Written instruction:
Copy out each of the following records line for line, without changing anything.

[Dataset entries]
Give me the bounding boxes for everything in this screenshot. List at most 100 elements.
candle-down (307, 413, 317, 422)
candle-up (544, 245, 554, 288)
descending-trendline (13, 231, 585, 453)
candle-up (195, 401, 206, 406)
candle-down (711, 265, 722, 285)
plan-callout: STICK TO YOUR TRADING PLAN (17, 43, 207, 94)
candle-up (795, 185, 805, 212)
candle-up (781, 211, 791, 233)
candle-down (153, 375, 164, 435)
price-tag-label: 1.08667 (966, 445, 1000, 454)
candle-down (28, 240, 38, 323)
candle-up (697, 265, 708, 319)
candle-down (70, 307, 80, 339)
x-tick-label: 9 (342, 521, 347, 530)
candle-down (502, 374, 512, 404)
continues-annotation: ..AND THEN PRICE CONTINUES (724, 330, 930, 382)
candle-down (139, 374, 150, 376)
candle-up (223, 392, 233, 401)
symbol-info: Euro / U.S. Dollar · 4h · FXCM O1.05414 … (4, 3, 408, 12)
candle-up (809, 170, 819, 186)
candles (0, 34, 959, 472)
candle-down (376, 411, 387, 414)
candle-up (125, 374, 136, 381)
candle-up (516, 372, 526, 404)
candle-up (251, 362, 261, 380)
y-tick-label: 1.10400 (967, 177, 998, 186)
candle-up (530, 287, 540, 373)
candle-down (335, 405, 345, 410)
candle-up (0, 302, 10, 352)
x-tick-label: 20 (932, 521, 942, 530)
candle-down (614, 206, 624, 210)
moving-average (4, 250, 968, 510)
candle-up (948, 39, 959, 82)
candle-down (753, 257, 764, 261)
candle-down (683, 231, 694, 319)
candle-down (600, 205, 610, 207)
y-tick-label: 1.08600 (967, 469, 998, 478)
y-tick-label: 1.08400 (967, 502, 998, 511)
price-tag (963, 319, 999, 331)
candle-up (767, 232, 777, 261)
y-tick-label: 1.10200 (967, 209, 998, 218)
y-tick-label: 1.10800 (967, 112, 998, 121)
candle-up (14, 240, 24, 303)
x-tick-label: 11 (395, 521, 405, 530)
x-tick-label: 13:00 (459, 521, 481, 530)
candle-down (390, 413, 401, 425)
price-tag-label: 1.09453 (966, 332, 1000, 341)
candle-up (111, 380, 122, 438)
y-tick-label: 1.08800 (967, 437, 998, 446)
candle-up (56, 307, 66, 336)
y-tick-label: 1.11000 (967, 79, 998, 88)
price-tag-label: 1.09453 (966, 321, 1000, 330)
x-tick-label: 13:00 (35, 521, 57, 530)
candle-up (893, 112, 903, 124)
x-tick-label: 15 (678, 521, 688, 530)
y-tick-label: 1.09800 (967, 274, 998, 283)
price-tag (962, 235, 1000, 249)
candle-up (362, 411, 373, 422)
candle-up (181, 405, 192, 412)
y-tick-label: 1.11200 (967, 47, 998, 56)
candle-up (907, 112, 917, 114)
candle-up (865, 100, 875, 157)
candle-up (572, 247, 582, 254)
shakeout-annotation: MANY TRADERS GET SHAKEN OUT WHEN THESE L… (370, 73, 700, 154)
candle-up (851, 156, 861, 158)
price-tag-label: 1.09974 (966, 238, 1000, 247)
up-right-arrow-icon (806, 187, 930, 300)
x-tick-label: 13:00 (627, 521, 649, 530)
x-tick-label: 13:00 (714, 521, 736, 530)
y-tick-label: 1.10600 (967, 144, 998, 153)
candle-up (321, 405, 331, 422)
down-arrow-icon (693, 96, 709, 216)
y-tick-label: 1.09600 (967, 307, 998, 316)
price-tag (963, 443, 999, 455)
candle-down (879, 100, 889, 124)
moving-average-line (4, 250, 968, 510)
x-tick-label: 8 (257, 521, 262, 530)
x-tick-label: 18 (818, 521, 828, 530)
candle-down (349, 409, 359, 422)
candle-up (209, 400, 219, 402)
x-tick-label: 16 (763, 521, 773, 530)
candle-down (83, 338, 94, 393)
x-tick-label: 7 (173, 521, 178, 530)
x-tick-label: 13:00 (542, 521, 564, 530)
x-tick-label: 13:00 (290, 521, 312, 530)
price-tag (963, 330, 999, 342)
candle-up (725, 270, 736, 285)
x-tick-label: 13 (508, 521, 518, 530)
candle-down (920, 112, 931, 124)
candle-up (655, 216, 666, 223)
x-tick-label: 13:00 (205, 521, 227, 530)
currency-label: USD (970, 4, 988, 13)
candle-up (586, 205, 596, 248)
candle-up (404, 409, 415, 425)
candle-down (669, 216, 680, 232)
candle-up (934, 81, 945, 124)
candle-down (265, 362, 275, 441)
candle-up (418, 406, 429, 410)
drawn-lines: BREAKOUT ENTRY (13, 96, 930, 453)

Worked answer:
Give me the bounding boxes for everything in this screenshot. List at most 100 elements.
candle-down (307, 413, 317, 422)
candle-up (544, 245, 554, 288)
descending-trendline (13, 231, 585, 453)
candle-up (195, 401, 206, 406)
candle-down (711, 265, 722, 285)
plan-callout: STICK TO YOUR TRADING PLAN (17, 43, 207, 94)
candle-up (795, 185, 805, 212)
candle-up (781, 211, 791, 233)
candle-down (153, 375, 164, 435)
price-tag-label: 1.08667 (966, 445, 1000, 454)
candle-down (28, 240, 38, 323)
candle-up (697, 265, 708, 319)
candle-down (70, 307, 80, 339)
x-tick-label: 9 (342, 521, 347, 530)
candle-down (502, 374, 512, 404)
continues-annotation: ..AND THEN PRICE CONTINUES (724, 330, 930, 382)
candle-down (139, 374, 150, 376)
candle-up (223, 392, 233, 401)
symbol-info: Euro / U.S. Dollar · 4h · FXCM O1.05414 … (4, 3, 408, 12)
candle-up (809, 170, 819, 186)
candles (0, 34, 959, 472)
candle-down (376, 411, 387, 414)
candle-up (125, 374, 136, 381)
candle-up (516, 372, 526, 404)
candle-up (251, 362, 261, 380)
y-tick-label: 1.10400 (967, 177, 998, 186)
candle-up (530, 287, 540, 373)
candle-down (335, 405, 345, 410)
candle-up (0, 302, 10, 352)
x-tick-label: 20 (932, 521, 942, 530)
candle-down (614, 206, 624, 210)
moving-average (4, 250, 968, 510)
candle-up (948, 39, 959, 82)
candle-down (753, 257, 764, 261)
candle-down (683, 231, 694, 319)
candle-down (600, 205, 610, 207)
y-tick-label: 1.08600 (967, 469, 998, 478)
y-tick-label: 1.08400 (967, 502, 998, 511)
price-tag (963, 319, 999, 331)
candle-up (767, 232, 777, 261)
y-tick-label: 1.10200 (967, 209, 998, 218)
y-tick-label: 1.10800 (967, 112, 998, 121)
candle-up (14, 240, 24, 303)
x-tick-label: 11 (395, 521, 405, 530)
x-tick-label: 13:00 (459, 521, 481, 530)
candle-down (390, 413, 401, 425)
price-tag-label: 1.09453 (966, 332, 1000, 341)
candle-up (111, 380, 122, 438)
y-tick-label: 1.08800 (967, 437, 998, 446)
candle-up (56, 307, 66, 336)
y-tick-label: 1.11000 (967, 79, 998, 88)
price-tag-label: 1.09453 (966, 321, 1000, 330)
x-tick-label: 13:00 (35, 521, 57, 530)
candle-up (893, 112, 903, 124)
x-tick-label: 15 (678, 521, 688, 530)
y-tick-label: 1.09800 (967, 274, 998, 283)
price-tag (962, 235, 1000, 249)
candle-up (362, 411, 373, 422)
candle-up (181, 405, 192, 412)
y-tick-label: 1.11200 (967, 47, 998, 56)
candle-up (907, 112, 917, 114)
candle-up (865, 100, 875, 157)
candle-up (572, 247, 582, 254)
shakeout-annotation: MANY TRADERS GET SHAKEN OUT WHEN THESE L… (370, 73, 700, 154)
candle-up (851, 156, 861, 158)
price-tag-label: 1.09974 (966, 238, 1000, 247)
up-right-arrow-icon (806, 187, 930, 300)
x-tick-label: 13:00 (627, 521, 649, 530)
x-tick-label: 13:00 (714, 521, 736, 530)
y-tick-label: 1.10600 (967, 144, 998, 153)
candle-up (321, 405, 331, 422)
down-arrow-icon (693, 96, 709, 216)
y-tick-label: 1.09600 (967, 307, 998, 316)
price-tag (963, 443, 999, 455)
candle-down (879, 100, 889, 124)
moving-average-line (4, 250, 968, 510)
x-tick-label: 8 (257, 521, 262, 530)
x-tick-label: 18 (818, 521, 828, 530)
candle-down (349, 409, 359, 422)
candle-up (209, 400, 219, 402)
x-tick-label: 16 (763, 521, 773, 530)
candle-down (83, 338, 94, 393)
x-tick-label: 7 (173, 521, 178, 530)
x-tick-label: 13:00 (542, 521, 564, 530)
x-tick-label: 13:00 (290, 521, 312, 530)
price-tag (963, 330, 999, 342)
candle-up (725, 270, 736, 285)
x-tick-label: 13 (508, 521, 518, 530)
candle-down (920, 112, 931, 124)
candle-up (655, 216, 666, 223)
x-tick-label: 13:00 (205, 521, 227, 530)
currency-label: USD (970, 4, 988, 13)
candle-up (586, 205, 596, 248)
candle-up (404, 409, 415, 425)
candle-down (669, 216, 680, 232)
candle-up (934, 81, 945, 124)
candle-down (265, 362, 275, 441)
candle-up (418, 406, 429, 410)
drawn-lines: BREAKOUT ENTRY (13, 96, 930, 453)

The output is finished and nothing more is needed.